▶ _Instruction_
Extract every line that contains the word "Open".

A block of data
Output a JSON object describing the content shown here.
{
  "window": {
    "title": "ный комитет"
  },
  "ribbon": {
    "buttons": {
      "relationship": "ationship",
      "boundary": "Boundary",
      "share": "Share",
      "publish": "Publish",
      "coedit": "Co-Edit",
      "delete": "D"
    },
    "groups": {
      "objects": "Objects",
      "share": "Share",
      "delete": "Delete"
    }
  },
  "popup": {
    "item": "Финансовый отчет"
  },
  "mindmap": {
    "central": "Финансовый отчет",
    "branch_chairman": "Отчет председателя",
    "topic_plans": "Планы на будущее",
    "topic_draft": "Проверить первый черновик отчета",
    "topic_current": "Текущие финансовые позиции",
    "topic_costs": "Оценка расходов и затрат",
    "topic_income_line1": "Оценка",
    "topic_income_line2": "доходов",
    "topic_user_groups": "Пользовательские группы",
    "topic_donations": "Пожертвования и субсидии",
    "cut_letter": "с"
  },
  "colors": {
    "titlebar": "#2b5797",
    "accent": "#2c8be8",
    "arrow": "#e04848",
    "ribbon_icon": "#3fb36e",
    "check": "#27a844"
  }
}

==

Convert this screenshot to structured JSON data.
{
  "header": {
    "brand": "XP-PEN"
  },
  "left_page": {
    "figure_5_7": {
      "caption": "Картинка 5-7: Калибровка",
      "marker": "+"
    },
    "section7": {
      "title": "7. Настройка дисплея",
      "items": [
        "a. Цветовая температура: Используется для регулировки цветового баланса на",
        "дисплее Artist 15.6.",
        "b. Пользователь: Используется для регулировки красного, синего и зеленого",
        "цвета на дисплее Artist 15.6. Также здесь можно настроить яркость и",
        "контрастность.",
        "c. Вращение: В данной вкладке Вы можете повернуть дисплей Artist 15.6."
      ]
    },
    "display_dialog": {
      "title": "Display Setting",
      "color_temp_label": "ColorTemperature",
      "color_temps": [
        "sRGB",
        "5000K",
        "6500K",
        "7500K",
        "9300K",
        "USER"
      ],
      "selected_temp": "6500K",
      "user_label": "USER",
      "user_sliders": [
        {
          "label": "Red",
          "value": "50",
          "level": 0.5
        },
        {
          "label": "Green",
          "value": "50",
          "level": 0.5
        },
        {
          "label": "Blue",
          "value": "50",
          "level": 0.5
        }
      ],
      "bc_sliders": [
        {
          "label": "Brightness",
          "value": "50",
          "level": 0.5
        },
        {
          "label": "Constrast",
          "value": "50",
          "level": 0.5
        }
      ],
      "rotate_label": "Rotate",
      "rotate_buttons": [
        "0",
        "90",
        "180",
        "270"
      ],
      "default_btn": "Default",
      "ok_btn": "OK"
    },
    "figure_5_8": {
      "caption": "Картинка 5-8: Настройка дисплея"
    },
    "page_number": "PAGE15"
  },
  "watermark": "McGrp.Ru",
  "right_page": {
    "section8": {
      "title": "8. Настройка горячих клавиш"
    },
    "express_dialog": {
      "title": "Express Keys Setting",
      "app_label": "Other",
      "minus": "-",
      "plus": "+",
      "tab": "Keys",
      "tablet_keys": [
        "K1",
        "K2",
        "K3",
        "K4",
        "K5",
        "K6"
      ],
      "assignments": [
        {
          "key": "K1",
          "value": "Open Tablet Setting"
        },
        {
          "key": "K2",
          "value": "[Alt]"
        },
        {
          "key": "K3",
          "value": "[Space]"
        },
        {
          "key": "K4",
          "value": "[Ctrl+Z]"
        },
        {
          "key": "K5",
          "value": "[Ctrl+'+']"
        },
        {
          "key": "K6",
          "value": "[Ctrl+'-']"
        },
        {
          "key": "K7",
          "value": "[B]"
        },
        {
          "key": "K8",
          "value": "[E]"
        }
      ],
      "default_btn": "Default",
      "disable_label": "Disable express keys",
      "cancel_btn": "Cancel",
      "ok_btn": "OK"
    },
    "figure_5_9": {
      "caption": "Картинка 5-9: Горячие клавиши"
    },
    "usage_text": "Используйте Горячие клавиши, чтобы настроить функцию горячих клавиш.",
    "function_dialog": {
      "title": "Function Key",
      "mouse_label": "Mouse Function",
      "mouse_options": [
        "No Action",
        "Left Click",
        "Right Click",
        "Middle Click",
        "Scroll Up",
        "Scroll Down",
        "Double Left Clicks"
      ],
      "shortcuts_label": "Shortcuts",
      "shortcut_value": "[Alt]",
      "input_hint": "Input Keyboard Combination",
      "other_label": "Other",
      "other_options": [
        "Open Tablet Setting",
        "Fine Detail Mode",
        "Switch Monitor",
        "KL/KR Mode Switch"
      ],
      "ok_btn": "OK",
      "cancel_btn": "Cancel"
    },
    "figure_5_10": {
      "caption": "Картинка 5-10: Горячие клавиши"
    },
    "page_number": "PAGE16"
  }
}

▶ _Correct result_
          "value": "Open Tablet Setting"
        "Open Tablet Setting",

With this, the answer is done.